Segment Start: GIVEN RECORDS
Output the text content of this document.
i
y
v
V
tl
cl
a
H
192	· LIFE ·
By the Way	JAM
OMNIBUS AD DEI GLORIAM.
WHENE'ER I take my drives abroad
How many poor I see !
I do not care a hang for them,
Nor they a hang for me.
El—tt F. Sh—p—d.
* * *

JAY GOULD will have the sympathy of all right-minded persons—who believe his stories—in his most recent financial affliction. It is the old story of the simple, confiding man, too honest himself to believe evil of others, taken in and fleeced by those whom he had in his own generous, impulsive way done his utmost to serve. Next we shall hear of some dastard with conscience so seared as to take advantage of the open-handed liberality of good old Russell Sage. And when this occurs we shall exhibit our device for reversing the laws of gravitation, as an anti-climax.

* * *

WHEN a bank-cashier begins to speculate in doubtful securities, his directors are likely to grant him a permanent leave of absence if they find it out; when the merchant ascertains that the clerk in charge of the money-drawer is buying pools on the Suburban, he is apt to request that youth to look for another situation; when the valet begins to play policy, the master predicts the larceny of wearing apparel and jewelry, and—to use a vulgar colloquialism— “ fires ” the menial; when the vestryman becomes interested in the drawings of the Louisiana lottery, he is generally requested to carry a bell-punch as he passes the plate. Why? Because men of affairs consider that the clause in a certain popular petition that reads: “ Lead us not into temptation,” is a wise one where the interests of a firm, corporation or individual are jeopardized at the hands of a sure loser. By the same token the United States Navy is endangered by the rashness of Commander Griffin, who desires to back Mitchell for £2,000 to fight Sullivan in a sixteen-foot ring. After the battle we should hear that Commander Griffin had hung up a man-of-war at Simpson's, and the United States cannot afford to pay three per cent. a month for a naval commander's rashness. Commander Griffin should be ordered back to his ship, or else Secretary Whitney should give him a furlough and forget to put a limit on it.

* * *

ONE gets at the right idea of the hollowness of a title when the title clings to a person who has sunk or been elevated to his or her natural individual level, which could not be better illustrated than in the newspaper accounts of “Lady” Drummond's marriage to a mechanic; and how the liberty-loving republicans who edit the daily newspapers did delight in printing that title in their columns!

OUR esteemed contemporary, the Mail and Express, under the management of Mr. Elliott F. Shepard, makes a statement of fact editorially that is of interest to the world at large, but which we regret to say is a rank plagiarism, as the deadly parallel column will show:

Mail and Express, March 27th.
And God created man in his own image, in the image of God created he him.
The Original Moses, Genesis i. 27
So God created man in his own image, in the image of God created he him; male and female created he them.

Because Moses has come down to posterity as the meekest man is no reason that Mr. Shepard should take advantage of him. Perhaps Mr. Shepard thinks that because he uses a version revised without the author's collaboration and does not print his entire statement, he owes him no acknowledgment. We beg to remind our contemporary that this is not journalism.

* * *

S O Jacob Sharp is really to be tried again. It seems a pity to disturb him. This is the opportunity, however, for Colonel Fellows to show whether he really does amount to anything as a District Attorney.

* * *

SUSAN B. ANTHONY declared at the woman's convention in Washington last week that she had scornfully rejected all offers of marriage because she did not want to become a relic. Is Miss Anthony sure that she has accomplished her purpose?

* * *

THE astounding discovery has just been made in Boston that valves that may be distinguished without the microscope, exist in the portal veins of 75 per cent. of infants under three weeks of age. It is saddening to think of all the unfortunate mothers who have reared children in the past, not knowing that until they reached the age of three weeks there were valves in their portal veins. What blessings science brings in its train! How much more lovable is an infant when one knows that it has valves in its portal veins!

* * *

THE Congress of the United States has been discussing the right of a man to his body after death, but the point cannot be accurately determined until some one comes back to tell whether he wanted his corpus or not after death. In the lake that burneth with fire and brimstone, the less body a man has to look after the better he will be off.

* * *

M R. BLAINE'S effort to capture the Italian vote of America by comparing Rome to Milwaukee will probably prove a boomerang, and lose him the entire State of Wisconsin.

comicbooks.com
Segment End: GIVEN RECORDS
▶ **EXERCISE DETAILS**
Restate each record exactly as written.

▶ **EXPECTED OUTPUT**
Output the text content of this document.
i
y
v
V
tl
cl
a
H
192	· LIFE ·
By the Way	JAM
OMNIBUS AD DEI GLORIAM.
WHENE'ER I take my drives abroad
How many poor I see !
I do not care a hang for them,
Nor they a hang for me.
El—tt F. Sh—p—d.
* * *

JAY GOULD will have the sympathy of all right-minded persons—who believe his stories—in his most recent financial affliction. It is the old story of the simple, confiding man, too honest himself to believe evil of others, taken in and fleeced by those whom he had in his own generous, impulsive way done his utmost to serve. Next we shall hear of some dastard with conscience so seared as to take advantage of the open-handed liberality of good old Russell Sage. And when this occurs we shall exhibit our device for reversing the laws of gravitation, as an anti-climax.

* * *

WHEN a bank-cashier begins to speculate in doubtful securities, his directors are likely to grant him a permanent leave of absence if they find it out; when the merchant ascertains that the clerk in charge of the money-drawer is buying pools on the Suburban, he is apt to request that youth to look for another situation; when the valet begins to play policy, the master predicts the larceny of wearing apparel and jewelry, and—to use a vulgar colloquialism— “ fires ” the menial; when the vestryman becomes interested in the drawings of the Louisiana lottery, he is generally requested to carry a bell-punch as he passes the plate. Why? Because men of affairs consider that the clause in a certain popular petition that reads: “ Lead us not into temptation,” is a wise one where the interests of a firm, corporation or individual are jeopardized at the hands of a sure loser. By the same token the United States Navy is endangered by the rashness of Commander Griffin, who desires to back Mitchell for £2,000 to fight Sullivan in a sixteen-foot ring. After the battle we should hear that Commander Griffin had hung up a man-of-war at Simpson's, and the United States cannot afford to pay three per cent. a month for a naval commander's rashness. Commander Griffin should be ordered back to his ship, or else Secretary Whitney should give him a furlough and forget to put a limit on it.

* * *

ONE gets at the right idea of the hollowness of a title when the title clings to a person who has sunk or been elevated to his or her natural individual level, which could not be better illustrated than in the newspaper accounts of “Lady” Drummond's marriage to a mechanic; and how the liberty-loving republicans who edit the daily newspapers did delight in printing that title in their columns!

OUR esteemed contemporary, the Mail and Express, under the management of Mr. Elliott F. Shepard, makes a statement of fact editorially that is of interest to the world at large, but which we regret to say is a rank plagiarism, as the deadly parallel column will show:

Mail and Express, March 27th.
And God created man in his own image, in the image of God created he him.
The Original Moses, Genesis i. 27
So God created man in his own image, in the image of God created he him; male and female created he them.

Because Moses has come down to posterity as the meekest man is no reason that Mr. Shepard should take advantage of him. Perhaps Mr. Shepard thinks that because he uses a version revised without the author's collaboration and does not print his entire statement, he owes him no acknowledgment. We beg to remind our contemporary that this is not journalism.

* * *

S O Jacob Sharp is really to be tried again. It seems a pity to disturb him. This is the opportunity, however, for Colonel Fellows to show whether he really does amount to anything as a District Attorney.

* * *

SUSAN B. ANTHONY declared at the woman's convention in Washington last week that she had scornfully rejected all offers of marriage because she did not want to become a relic. Is Miss Anthony sure that she has accomplished her purpose?

* * *

THE astounding discovery has just been made in Boston that valves that may be distinguished without the microscope, exist in the portal veins of 75 per cent. of infants under three weeks of age. It is saddening to think of all the unfortunate mothers who have reared children in the past, not knowing that until they reached the age of three weeks there were valves in their portal veins. What blessings science brings in its train! How much more lovable is an infant when one knows that it has valves in its portal veins!

* * *

THE Congress of the United States has been discussing the right of a man to his body after death, but the point cannot be accurately determined until some one comes back to tell whether he wanted his corpus or not after death. In the lake that burneth with fire and brimstone, the less body a man has to look after the better he will be off.

* * *

M R. BLAINE'S effort to capture the Italian vote of America by comparing Rome to Milwaukee will probably prove a boomerang, and lose him the entire State of Wisconsin.

comicbooks.com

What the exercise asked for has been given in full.